GIVEN REQUEST:
Look through the data below. Show each line where the string "right" occurs.

========================================================================

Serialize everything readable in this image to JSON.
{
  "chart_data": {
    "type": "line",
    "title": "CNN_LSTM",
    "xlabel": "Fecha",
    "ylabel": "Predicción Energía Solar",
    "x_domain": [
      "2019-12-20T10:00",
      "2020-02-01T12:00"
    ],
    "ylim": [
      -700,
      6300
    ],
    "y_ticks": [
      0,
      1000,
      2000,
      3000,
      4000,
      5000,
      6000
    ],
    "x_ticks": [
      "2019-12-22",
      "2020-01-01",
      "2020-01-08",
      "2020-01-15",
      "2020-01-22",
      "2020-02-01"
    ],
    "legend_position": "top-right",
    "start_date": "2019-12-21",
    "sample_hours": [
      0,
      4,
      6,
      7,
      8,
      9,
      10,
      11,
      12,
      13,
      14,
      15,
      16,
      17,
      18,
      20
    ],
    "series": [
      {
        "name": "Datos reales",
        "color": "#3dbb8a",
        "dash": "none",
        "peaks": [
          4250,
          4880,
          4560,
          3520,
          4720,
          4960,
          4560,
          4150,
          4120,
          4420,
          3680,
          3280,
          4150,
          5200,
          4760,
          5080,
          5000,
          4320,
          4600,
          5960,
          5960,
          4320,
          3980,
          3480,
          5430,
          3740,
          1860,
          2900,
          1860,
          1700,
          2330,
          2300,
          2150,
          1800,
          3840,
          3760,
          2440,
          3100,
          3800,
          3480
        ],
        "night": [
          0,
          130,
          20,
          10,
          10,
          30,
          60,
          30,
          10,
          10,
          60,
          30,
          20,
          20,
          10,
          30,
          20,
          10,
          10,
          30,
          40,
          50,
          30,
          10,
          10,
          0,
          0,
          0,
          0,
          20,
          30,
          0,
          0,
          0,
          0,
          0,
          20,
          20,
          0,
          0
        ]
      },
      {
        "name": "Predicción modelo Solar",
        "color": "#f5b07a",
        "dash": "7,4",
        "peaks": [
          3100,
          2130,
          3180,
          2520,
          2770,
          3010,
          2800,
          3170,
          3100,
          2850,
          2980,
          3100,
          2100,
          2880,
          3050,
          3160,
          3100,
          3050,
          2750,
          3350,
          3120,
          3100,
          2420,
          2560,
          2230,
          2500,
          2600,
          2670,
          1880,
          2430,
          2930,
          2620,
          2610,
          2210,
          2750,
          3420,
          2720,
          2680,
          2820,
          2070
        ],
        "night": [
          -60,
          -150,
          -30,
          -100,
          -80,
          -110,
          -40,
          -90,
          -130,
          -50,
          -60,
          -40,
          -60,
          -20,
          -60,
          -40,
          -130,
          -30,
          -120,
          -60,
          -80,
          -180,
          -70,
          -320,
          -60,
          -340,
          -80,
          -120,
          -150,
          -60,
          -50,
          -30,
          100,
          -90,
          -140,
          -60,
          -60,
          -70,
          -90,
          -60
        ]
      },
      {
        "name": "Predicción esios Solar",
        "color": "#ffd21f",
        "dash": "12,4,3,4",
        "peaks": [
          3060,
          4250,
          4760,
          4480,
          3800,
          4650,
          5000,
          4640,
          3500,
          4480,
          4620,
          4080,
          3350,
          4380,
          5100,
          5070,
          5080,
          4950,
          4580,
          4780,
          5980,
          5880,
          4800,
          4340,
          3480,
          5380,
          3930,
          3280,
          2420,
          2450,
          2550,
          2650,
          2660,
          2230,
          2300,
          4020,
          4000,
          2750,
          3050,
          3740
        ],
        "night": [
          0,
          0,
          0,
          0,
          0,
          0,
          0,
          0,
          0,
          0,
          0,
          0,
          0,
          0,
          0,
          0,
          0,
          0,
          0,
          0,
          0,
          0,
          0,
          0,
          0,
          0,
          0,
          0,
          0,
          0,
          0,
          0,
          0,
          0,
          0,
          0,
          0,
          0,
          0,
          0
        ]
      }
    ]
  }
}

========================================================================

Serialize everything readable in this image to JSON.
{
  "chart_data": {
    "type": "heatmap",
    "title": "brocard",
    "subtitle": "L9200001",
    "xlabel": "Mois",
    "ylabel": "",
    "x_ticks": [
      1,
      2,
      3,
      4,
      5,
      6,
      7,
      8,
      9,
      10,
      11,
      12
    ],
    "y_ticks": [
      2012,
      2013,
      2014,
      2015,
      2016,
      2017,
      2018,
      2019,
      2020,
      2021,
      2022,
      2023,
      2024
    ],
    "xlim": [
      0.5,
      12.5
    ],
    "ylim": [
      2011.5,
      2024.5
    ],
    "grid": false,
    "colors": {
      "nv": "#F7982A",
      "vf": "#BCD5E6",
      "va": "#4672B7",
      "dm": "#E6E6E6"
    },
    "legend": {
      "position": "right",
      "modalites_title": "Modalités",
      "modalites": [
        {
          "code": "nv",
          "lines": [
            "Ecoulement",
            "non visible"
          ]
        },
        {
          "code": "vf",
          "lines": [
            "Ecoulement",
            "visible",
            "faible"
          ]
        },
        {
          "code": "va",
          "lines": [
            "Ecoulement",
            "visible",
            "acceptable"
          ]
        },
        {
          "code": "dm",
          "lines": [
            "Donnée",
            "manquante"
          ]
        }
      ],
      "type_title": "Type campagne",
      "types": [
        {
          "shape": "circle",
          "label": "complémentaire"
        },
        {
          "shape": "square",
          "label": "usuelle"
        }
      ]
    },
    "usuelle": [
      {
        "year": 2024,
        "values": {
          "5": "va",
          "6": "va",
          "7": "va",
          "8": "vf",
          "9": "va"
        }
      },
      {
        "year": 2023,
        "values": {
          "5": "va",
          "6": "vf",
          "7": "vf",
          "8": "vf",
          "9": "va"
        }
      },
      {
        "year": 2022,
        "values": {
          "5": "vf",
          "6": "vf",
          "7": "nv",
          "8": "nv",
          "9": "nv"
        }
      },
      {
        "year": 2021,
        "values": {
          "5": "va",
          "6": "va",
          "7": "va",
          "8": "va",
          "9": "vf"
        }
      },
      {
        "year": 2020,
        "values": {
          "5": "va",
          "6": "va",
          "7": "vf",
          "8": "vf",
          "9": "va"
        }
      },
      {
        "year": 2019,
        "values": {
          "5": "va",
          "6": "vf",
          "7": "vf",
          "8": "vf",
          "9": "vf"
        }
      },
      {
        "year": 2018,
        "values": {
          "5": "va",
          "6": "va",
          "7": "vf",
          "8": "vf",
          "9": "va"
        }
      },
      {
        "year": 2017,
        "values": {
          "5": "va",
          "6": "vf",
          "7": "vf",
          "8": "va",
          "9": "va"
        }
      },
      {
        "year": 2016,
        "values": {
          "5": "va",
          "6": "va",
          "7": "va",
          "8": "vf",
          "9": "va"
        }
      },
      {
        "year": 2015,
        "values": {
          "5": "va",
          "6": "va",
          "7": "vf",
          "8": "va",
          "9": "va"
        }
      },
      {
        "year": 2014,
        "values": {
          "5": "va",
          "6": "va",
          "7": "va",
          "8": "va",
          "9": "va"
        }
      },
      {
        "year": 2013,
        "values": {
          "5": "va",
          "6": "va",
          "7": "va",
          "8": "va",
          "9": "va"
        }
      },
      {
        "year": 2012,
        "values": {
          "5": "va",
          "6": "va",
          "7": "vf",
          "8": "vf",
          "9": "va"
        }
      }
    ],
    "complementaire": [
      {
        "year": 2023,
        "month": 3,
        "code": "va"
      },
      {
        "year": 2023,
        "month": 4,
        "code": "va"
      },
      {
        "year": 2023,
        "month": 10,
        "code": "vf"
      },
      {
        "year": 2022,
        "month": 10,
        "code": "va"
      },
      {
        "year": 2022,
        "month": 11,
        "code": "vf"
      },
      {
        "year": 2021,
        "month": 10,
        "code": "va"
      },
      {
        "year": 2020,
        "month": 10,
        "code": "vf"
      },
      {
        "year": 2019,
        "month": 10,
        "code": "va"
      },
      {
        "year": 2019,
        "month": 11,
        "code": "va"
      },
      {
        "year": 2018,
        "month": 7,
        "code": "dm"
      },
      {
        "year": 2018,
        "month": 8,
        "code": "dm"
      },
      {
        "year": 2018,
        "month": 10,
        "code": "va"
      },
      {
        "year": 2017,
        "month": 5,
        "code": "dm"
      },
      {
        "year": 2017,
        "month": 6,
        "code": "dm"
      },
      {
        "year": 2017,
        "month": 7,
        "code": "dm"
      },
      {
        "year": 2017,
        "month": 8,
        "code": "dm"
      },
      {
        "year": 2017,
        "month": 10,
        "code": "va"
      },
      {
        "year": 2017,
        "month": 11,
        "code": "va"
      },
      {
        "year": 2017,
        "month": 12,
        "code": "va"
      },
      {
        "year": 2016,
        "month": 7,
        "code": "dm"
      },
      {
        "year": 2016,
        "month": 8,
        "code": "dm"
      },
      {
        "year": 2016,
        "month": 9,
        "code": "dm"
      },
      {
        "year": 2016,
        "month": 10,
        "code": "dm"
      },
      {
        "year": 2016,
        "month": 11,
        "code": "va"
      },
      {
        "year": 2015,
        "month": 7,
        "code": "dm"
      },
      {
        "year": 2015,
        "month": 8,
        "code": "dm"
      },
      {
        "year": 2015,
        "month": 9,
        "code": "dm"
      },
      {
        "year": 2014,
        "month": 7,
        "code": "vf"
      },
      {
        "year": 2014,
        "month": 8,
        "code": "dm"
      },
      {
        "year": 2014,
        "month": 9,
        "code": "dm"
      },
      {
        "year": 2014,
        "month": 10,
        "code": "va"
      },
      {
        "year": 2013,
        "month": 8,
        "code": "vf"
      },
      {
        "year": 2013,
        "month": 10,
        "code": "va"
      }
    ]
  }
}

========================================================================

TASK ANSWER:
    "legend_position": "top-right",
      "position": "right",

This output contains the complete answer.